-- Start of Extracted entries --
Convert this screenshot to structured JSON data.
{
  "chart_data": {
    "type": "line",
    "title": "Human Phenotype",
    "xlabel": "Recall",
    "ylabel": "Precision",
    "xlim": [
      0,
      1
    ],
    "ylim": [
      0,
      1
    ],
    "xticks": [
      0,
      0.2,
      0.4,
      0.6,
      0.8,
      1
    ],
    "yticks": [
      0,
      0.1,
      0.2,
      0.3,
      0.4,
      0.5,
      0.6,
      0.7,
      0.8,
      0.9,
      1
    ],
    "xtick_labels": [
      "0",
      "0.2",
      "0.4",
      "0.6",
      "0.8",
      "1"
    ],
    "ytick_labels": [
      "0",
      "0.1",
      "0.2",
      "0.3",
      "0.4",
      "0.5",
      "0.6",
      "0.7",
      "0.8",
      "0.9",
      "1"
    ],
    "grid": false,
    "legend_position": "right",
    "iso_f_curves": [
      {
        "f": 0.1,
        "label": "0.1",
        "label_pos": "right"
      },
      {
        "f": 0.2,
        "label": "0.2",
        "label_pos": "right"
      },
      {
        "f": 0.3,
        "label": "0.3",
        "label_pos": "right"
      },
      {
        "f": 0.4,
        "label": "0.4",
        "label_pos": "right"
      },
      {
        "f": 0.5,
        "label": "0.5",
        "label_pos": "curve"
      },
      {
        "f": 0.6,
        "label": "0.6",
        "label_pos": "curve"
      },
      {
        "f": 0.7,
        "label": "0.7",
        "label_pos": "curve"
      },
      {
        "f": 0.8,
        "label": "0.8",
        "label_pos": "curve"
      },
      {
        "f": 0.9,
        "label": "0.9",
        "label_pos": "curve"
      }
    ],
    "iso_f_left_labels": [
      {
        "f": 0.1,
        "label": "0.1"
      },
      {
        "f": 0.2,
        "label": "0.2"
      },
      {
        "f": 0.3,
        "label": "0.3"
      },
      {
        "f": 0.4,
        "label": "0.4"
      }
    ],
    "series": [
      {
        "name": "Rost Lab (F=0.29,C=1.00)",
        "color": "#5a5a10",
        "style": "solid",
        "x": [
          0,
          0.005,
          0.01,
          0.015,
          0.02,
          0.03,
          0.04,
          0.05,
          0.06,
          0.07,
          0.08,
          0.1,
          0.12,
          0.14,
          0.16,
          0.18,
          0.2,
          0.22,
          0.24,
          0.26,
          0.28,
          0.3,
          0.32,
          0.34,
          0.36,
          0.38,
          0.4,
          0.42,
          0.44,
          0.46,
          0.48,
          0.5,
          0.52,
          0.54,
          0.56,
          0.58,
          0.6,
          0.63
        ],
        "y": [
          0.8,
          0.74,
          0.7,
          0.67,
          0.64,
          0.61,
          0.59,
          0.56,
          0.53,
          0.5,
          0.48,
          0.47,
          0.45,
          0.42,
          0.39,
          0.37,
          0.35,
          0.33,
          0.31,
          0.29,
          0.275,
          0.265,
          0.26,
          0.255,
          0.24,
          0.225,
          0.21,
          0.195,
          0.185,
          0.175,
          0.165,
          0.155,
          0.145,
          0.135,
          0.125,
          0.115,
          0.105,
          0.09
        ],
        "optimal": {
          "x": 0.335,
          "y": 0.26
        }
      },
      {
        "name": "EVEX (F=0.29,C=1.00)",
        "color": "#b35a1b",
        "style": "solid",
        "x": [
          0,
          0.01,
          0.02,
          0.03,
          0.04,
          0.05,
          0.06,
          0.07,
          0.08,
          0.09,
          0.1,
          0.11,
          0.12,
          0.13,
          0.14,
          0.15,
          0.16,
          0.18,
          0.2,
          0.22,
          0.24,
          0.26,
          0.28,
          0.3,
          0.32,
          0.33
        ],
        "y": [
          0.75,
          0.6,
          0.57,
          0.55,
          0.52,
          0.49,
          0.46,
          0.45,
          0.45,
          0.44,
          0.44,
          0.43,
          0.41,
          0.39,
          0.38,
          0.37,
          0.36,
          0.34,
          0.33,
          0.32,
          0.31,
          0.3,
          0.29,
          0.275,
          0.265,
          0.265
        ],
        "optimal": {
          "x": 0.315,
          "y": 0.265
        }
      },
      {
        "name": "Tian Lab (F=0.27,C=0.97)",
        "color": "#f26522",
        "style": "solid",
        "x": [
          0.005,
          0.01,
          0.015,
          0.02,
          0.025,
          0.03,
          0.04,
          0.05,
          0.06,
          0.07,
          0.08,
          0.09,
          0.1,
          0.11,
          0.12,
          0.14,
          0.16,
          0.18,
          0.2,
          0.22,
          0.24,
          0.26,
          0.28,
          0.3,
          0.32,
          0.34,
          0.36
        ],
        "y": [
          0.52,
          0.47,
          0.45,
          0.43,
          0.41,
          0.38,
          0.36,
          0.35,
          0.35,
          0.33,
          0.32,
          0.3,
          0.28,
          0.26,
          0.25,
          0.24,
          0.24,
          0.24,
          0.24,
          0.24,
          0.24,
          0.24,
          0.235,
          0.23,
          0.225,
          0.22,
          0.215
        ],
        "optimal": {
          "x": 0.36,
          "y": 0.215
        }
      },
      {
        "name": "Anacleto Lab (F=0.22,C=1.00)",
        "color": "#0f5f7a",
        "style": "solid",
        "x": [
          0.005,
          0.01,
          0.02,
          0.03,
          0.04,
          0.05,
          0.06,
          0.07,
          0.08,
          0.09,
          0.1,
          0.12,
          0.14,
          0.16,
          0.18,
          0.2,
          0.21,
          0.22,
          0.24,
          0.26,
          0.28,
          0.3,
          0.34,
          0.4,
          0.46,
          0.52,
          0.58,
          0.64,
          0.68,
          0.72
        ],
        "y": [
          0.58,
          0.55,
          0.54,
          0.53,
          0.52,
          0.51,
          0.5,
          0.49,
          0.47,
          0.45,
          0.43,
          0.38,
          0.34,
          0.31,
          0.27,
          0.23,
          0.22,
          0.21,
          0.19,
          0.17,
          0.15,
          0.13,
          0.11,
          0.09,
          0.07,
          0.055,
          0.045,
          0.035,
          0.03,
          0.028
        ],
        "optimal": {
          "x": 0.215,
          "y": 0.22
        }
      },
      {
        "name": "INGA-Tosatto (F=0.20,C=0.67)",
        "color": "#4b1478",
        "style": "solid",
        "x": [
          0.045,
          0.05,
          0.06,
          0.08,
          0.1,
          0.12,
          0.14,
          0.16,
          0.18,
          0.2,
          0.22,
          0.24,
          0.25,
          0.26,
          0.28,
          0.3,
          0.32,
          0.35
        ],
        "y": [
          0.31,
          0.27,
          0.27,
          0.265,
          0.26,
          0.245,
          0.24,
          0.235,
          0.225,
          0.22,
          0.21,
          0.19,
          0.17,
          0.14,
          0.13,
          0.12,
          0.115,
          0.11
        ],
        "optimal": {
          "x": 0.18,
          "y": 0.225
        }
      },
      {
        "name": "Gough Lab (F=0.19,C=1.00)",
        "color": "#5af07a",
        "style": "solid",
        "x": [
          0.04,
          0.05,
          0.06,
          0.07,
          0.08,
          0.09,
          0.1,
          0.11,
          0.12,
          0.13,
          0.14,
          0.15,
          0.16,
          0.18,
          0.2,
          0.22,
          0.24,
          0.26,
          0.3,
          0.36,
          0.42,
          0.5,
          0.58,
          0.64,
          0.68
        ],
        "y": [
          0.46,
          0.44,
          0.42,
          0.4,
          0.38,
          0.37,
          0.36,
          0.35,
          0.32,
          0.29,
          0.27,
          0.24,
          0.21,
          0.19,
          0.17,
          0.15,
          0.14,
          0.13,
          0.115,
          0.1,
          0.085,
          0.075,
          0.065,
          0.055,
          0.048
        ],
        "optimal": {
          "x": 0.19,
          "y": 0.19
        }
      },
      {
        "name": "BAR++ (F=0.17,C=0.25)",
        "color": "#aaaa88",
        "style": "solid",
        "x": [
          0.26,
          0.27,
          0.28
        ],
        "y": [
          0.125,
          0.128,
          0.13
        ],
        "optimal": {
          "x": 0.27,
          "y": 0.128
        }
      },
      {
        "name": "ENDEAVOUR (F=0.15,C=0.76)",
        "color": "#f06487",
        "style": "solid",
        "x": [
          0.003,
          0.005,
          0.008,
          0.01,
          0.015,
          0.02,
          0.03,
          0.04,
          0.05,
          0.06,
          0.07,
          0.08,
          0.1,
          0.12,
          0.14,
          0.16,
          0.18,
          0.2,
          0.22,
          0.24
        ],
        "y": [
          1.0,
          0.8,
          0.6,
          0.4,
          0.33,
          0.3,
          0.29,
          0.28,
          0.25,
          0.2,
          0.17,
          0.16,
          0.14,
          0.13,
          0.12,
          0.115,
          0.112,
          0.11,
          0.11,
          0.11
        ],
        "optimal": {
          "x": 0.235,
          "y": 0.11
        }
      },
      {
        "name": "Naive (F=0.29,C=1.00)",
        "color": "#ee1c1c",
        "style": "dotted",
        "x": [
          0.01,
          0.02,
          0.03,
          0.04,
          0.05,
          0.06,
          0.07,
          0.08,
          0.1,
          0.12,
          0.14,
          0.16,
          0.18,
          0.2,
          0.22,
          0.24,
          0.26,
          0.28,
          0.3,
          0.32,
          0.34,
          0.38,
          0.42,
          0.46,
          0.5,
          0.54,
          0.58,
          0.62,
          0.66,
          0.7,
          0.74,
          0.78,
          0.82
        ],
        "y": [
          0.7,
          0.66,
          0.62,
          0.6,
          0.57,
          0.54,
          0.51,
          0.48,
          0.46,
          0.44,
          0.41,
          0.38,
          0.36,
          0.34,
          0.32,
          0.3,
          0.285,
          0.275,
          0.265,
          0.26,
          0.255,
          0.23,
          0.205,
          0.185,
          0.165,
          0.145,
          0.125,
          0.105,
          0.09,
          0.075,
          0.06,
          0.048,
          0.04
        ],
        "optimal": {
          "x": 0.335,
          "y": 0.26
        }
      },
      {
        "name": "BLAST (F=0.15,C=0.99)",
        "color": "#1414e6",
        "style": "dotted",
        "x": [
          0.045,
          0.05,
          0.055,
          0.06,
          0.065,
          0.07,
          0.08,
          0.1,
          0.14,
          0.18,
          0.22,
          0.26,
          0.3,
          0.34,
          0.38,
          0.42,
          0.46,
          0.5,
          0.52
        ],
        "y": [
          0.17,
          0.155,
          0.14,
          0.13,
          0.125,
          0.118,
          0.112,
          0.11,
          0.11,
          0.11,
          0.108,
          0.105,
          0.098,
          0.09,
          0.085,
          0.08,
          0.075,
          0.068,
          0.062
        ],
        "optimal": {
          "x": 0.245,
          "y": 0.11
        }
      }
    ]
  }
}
-- End of Extracted entries --
* _Your instructions_
Search the entries for "name" and copy out each line that has it.

* _Output below_
        "name": "Rost Lab (F=0.29,C=1.00)",
        "name": "EVEX (F=0.29,C=1.00)",
        "name": "Tian Lab (F=0.27,C=0.97)",
        "name": "Anacleto Lab (F=0.22,C=1.00)",
        "name": "INGA-Tosatto (F=0.20,C=0.67)",
        "name": "Gough Lab (F=0.19,C=1.00)",
        "name": "BAR++ (F=0.17,C=0.25)",
        "name": "ENDEAVOUR (F=0.15,C=0.76)",
        "name": "Naive (F=0.29,C=1.00)",
        "name": "BLAST (F=0.15,C=0.99)",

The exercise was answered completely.